--- start Stored records ---

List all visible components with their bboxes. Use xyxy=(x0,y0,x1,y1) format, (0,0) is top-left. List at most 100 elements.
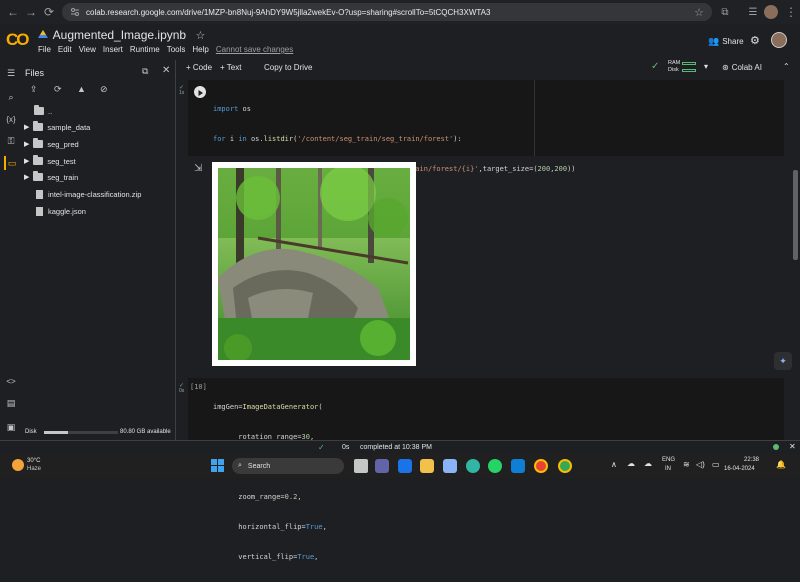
menu-insert[interactable]: Insert xyxy=(103,45,123,54)
teams-icon[interactable] xyxy=(375,459,389,473)
command-palette-icon[interactable]: ▤ xyxy=(4,396,18,410)
weather-icon[interactable] xyxy=(12,459,24,471)
colab-logo[interactable]: CO xyxy=(6,30,29,50)
collapse-toolbar-icon[interactable]: ⌃ xyxy=(783,62,790,71)
whatsapp-icon[interactable] xyxy=(488,459,502,473)
output-actions-icon[interactable]: ⇲ xyxy=(194,163,202,174)
tree-folder-seg-train[interactable]: ▶ seg_train xyxy=(24,170,78,184)
chevron-right-icon[interactable]: ▶ xyxy=(24,157,29,165)
menu-file[interactable]: File xyxy=(38,45,51,54)
address-bar[interactable]: colab.research.google.com/drive/1MZP-bn8… xyxy=(62,3,712,21)
close-status-icon[interactable]: ✕ xyxy=(789,442,796,451)
colab-header: CO Augmented_Image.ipynb ☆ File Edit Vie… xyxy=(0,24,800,60)
left-rail: ☰ ⌕ {x} ⚿ ▭ <> ▤ ▣ xyxy=(0,60,22,440)
profile-avatar[interactable] xyxy=(764,5,778,19)
code-editor-2[interactable]: imgGen=ImageDataGenerator( rotation_rang… xyxy=(213,382,773,582)
lang-top[interactable]: ENG xyxy=(662,457,675,463)
settings-gear-icon[interactable]: ⚙ xyxy=(750,34,760,47)
table-of-contents-icon[interactable]: ☰ xyxy=(4,66,18,80)
menu-tools[interactable]: Tools xyxy=(167,45,186,54)
ruler-line xyxy=(534,80,535,156)
code-snippets-icon[interactable]: <> xyxy=(4,374,18,388)
lang-bottom[interactable]: IN xyxy=(665,466,671,472)
site-info-icon[interactable] xyxy=(70,7,80,17)
forward-icon[interactable]: → xyxy=(22,3,40,21)
chrome-icon[interactable] xyxy=(534,459,548,473)
run-cell-button[interactable] xyxy=(194,86,206,98)
cell-exec-time: 1s xyxy=(179,90,185,96)
close-panel-icon[interactable]: ✕ xyxy=(162,65,170,76)
battery-icon[interactable]: ▭ xyxy=(712,460,720,469)
tab-search-icon[interactable]: ☰ xyxy=(744,3,762,21)
tree-folder-seg-test[interactable]: ▶ seg_test xyxy=(24,154,76,168)
connection-dot xyxy=(773,444,779,450)
volume-icon[interactable]: ◁) xyxy=(696,460,705,469)
resource-monitor[interactable]: RAM Disk xyxy=(666,60,700,76)
clock-time[interactable]: 22:38 xyxy=(744,457,759,463)
tree-parent-folder[interactable]: .. xyxy=(34,104,52,118)
tree-item-label: .. xyxy=(48,106,53,116)
notebook-title[interactable]: Augmented_Image.ipynb xyxy=(53,28,186,42)
forest-image xyxy=(218,165,410,362)
extensions-icon[interactable]: ⧉ xyxy=(716,3,734,21)
chrome-profile-icon[interactable] xyxy=(558,459,572,473)
menu-view[interactable]: View xyxy=(79,45,96,54)
account-avatar[interactable] xyxy=(771,32,787,48)
tree-folder-sample-data[interactable]: ▶ sample_data xyxy=(24,120,90,134)
terminal-icon[interactable]: ▣ xyxy=(4,420,18,434)
add-code-button[interactable]: + Code xyxy=(186,63,212,72)
back-icon[interactable]: ← xyxy=(4,3,22,21)
disk-available-text: 80.80 GB available xyxy=(120,429,171,435)
copy-to-drive-button[interactable]: Copy to Drive xyxy=(264,63,312,72)
star-icon[interactable]: ☆ xyxy=(195,30,205,42)
chevron-right-icon[interactable]: ▶ xyxy=(24,173,29,181)
edge-icon[interactable] xyxy=(466,459,480,473)
tree-folder-seg-pred[interactable]: ▶ seg_pred xyxy=(24,137,79,151)
bookmark-star-icon[interactable]: ☆ xyxy=(690,3,708,21)
notifications-icon[interactable]: 🔔 xyxy=(776,460,786,469)
code-cell-2[interactable]: [10] imgGen=ImageDataGenerator( rotation… xyxy=(188,378,784,561)
reload-icon[interactable]: ⟳ xyxy=(40,3,58,21)
share-button[interactable]: 👥 Share xyxy=(708,36,744,47)
notebook-scrollbar[interactable] xyxy=(793,170,798,260)
url-text: colab.research.google.com/drive/1MZP-bn8… xyxy=(86,7,491,17)
secrets-key-icon[interactable]: ⚿ xyxy=(4,134,18,148)
menu-help[interactable]: Help xyxy=(192,45,208,54)
vscode-icon[interactable] xyxy=(511,459,525,473)
code-cell-1[interactable]: import os for i in os.listdir('/content/… xyxy=(188,80,784,293)
tray-chevron-up-icon[interactable]: ∧ xyxy=(611,460,617,469)
floating-assist-button[interactable]: ✦ xyxy=(774,352,792,370)
mount-drive-icon[interactable]: ▲ xyxy=(77,84,86,94)
cloud-icon[interactable]: ☁ xyxy=(627,459,635,468)
chevron-right-icon[interactable]: ▶ xyxy=(24,123,29,131)
code-line: import os xyxy=(213,105,251,113)
store-icon[interactable] xyxy=(443,459,457,473)
clock-date[interactable]: 16-04-2024 xyxy=(724,466,755,472)
browser-menu-icon[interactable]: ⋮ xyxy=(782,3,800,21)
task-view-icon[interactable] xyxy=(354,459,368,473)
tree-file-zip[interactable]: intel-image-classification.zip xyxy=(34,187,141,201)
status-completed[interactable]: completed at 10:38 PM xyxy=(360,444,432,451)
cannot-save-link[interactable]: Cannot save changes xyxy=(216,45,293,54)
runtime-dropdown-icon[interactable]: ▾ xyxy=(704,62,708,71)
taskbar-search[interactable]: ⌕ Search xyxy=(232,458,344,474)
colab-ai-button[interactable]: ⊛ Colab AI xyxy=(722,63,762,72)
mail-app-icon[interactable] xyxy=(398,459,412,473)
disk-usage-bar xyxy=(44,431,118,434)
upload-file-icon[interactable]: ⇪ xyxy=(30,84,38,95)
hide-files-icon[interactable]: ⊘ xyxy=(100,84,108,95)
tree-file-kaggle-json[interactable]: kaggle.json xyxy=(34,204,86,218)
variables-icon[interactable]: {x} xyxy=(4,112,18,126)
refresh-icon[interactable]: ⟳ xyxy=(54,84,62,95)
files-folder-icon[interactable]: ▭ xyxy=(4,156,18,170)
menu-edit[interactable]: Edit xyxy=(58,45,72,54)
windows-start-icon[interactable] xyxy=(211,459,224,472)
new-tab-icon[interactable]: ⧉ xyxy=(142,66,148,77)
add-text-button[interactable]: + Text xyxy=(220,63,241,72)
onedrive-icon[interactable]: ☁ xyxy=(644,459,652,468)
chevron-right-icon[interactable]: ▶ xyxy=(24,140,29,148)
wifi-icon[interactable]: ≋ xyxy=(683,460,690,469)
file-explorer-icon[interactable] xyxy=(420,459,434,473)
menu-runtime[interactable]: Runtime xyxy=(130,45,160,54)
search-icon[interactable]: ⌕ xyxy=(4,90,18,104)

--- end Stored records ---

**The problem:** Please print every line of the entries above verbatim, leaving out the pictures.

**Exercise solution:**
List all visible components with their bboxes. Use xyxy=(x0,y0,x1,y1) format, (0,0) is top-left. List at most 100 elements.
menu-insert[interactable]: Insert xyxy=(103,45,123,54)
teams-icon[interactable] xyxy=(375,459,389,473)
command-palette-icon[interactable]: ▤ xyxy=(4,396,18,410)
weather-icon[interactable] xyxy=(12,459,24,471)
colab-logo[interactable]: CO xyxy=(6,30,29,50)
collapse-toolbar-icon[interactable]: ⌃ xyxy=(783,62,790,71)
whatsapp-icon[interactable] xyxy=(488,459,502,473)
output-actions-icon[interactable]: ⇲ xyxy=(194,163,202,174)
tree-folder-seg-train[interactable]: ▶ seg_train xyxy=(24,170,78,184)
chevron-right-icon[interactable]: ▶ xyxy=(24,157,29,165)
menu-file[interactable]: File xyxy=(38,45,51,54)
address-bar[interactable]: colab.research.google.com/drive/1MZP-bn8… xyxy=(62,3,712,21)
close-status-icon[interactable]: ✕ xyxy=(789,442,796,451)
colab-header: CO Augmented_Image.ipynb ☆ File Edit Vie… xyxy=(0,24,800,60)
left-rail: ☰ ⌕ {x} ⚿ ▭ <> ▤ ▣ xyxy=(0,60,22,440)
profile-avatar[interactable] xyxy=(764,5,778,19)
code-editor-2[interactable]: imgGen=ImageDataGenerator( rotation_rang… xyxy=(213,382,773,582)
lang-top[interactable]: ENG xyxy=(662,457,675,463)
settings-gear-icon[interactable]: ⚙ xyxy=(750,34,760,47)
table-of-contents-icon[interactable]: ☰ xyxy=(4,66,18,80)
menu-tools[interactable]: Tools xyxy=(167,45,186,54)
ruler-line xyxy=(534,80,535,156)
code-snippets-icon[interactable]: <> xyxy=(4,374,18,388)
lang-bottom[interactable]: IN xyxy=(665,466,671,472)
site-info-icon[interactable] xyxy=(70,7,80,17)
forward-icon[interactable]: → xyxy=(22,3,40,21)
chrome-icon[interactable] xyxy=(534,459,548,473)
run-cell-button[interactable] xyxy=(194,86,206,98)
cell-exec-time: 1s xyxy=(179,90,185,96)
close-panel-icon[interactable]: ✕ xyxy=(162,65,170,76)
battery-icon[interactable]: ▭ xyxy=(712,460,720,469)
tab-search-icon[interactable]: ☰ xyxy=(744,3,762,21)
tree-folder-seg-test[interactable]: ▶ seg_test xyxy=(24,154,76,168)
connection-dot xyxy=(773,444,779,450)
volume-icon[interactable]: ◁) xyxy=(696,460,705,469)
resource-monitor[interactable]: RAM Disk xyxy=(666,60,700,76)
clock-time[interactable]: 22:38 xyxy=(744,457,759,463)
tree-parent-folder[interactable]: .. xyxy=(34,104,52,118)
tree-item-label: .. xyxy=(48,106,53,116)
notebook-title[interactable]: Augmented_Image.ipynb xyxy=(53,28,186,42)
forest-image xyxy=(218,165,410,362)
extensions-icon[interactable]: ⧉ xyxy=(716,3,734,21)
chrome-profile-icon[interactable] xyxy=(558,459,572,473)
menu-view[interactable]: View xyxy=(79,45,96,54)
account-avatar[interactable] xyxy=(771,32,787,48)
tree-folder-sample-data[interactable]: ▶ sample_data xyxy=(24,120,90,134)
terminal-icon[interactable]: ▣ xyxy=(4,420,18,434)
add-code-button[interactable]: + Code xyxy=(186,63,212,72)
back-icon[interactable]: ← xyxy=(4,3,22,21)
disk-available-text: 80.80 GB available xyxy=(120,429,171,435)
copy-to-drive-button[interactable]: Copy to Drive xyxy=(264,63,312,72)
star-icon[interactable]: ☆ xyxy=(195,30,205,42)
chevron-right-icon[interactable]: ▶ xyxy=(24,173,29,181)
edge-icon[interactable] xyxy=(466,459,480,473)
tree-folder-seg-pred[interactable]: ▶ seg_pred xyxy=(24,137,79,151)
bookmark-star-icon[interactable]: ☆ xyxy=(690,3,708,21)
notifications-icon[interactable]: 🔔 xyxy=(776,460,786,469)
code-cell-2[interactable]: [10] imgGen=ImageDataGenerator( rotation… xyxy=(188,378,784,561)
reload-icon[interactable]: ⟳ xyxy=(40,3,58,21)
share-button[interactable]: 👥 Share xyxy=(708,36,744,47)
notebook-scrollbar[interactable] xyxy=(793,170,798,260)
url-text: colab.research.google.com/drive/1MZP-bn8… xyxy=(86,7,491,17)
secrets-key-icon[interactable]: ⚿ xyxy=(4,134,18,148)
menu-help[interactable]: Help xyxy=(192,45,208,54)
vscode-icon[interactable] xyxy=(511,459,525,473)
code-cell-1[interactable]: import os for i in os.listdir('/content/… xyxy=(188,80,784,293)
tray-chevron-up-icon[interactable]: ∧ xyxy=(611,460,617,469)
floating-assist-button[interactable]: ✦ xyxy=(774,352,792,370)
mount-drive-icon[interactable]: ▲ xyxy=(77,84,86,94)
cloud-icon[interactable]: ☁ xyxy=(627,459,635,468)
chevron-right-icon[interactable]: ▶ xyxy=(24,123,29,131)
code-line: import os xyxy=(213,105,251,113)
store-icon[interactable] xyxy=(443,459,457,473)
clock-date[interactable]: 16-04-2024 xyxy=(724,466,755,472)
browser-menu-icon[interactable]: ⋮ xyxy=(782,3,800,21)
task-view-icon[interactable] xyxy=(354,459,368,473)
tree-file-zip[interactable]: intel-image-classification.zip xyxy=(34,187,141,201)
status-completed[interactable]: completed at 10:38 PM xyxy=(360,444,432,451)
cannot-save-link[interactable]: Cannot save changes xyxy=(216,45,293,54)
runtime-dropdown-icon[interactable]: ▾ xyxy=(704,62,708,71)
taskbar-search[interactable]: ⌕ Search xyxy=(232,458,344,474)
colab-ai-button[interactable]: ⊛ Colab AI xyxy=(722,63,762,72)
mail-app-icon[interactable] xyxy=(398,459,412,473)
disk-usage-bar xyxy=(44,431,118,434)
upload-file-icon[interactable]: ⇪ xyxy=(30,84,38,95)
hide-files-icon[interactable]: ⊘ xyxy=(100,84,108,95)
tree-file-kaggle-json[interactable]: kaggle.json xyxy=(34,204,86,218)
variables-icon[interactable]: {x} xyxy=(4,112,18,126)
refresh-icon[interactable]: ⟳ xyxy=(54,84,62,95)
files-folder-icon[interactable]: ▭ xyxy=(4,156,18,170)
menu-edit[interactable]: Edit xyxy=(58,45,72,54)
windows-start-icon[interactable] xyxy=(211,459,224,472)
new-tab-icon[interactable]: ⧉ xyxy=(142,66,148,77)
add-text-button[interactable]: + Text xyxy=(220,63,241,72)
onedrive-icon[interactable]: ☁ xyxy=(644,459,652,468)
chevron-right-icon[interactable]: ▶ xyxy=(24,140,29,148)
wifi-icon[interactable]: ≋ xyxy=(683,460,690,469)
file-explorer-icon[interactable] xyxy=(420,459,434,473)
menu-runtime[interactable]: Runtime xyxy=(130,45,160,54)
search-icon[interactable]: ⌕ xyxy=(4,90,18,104)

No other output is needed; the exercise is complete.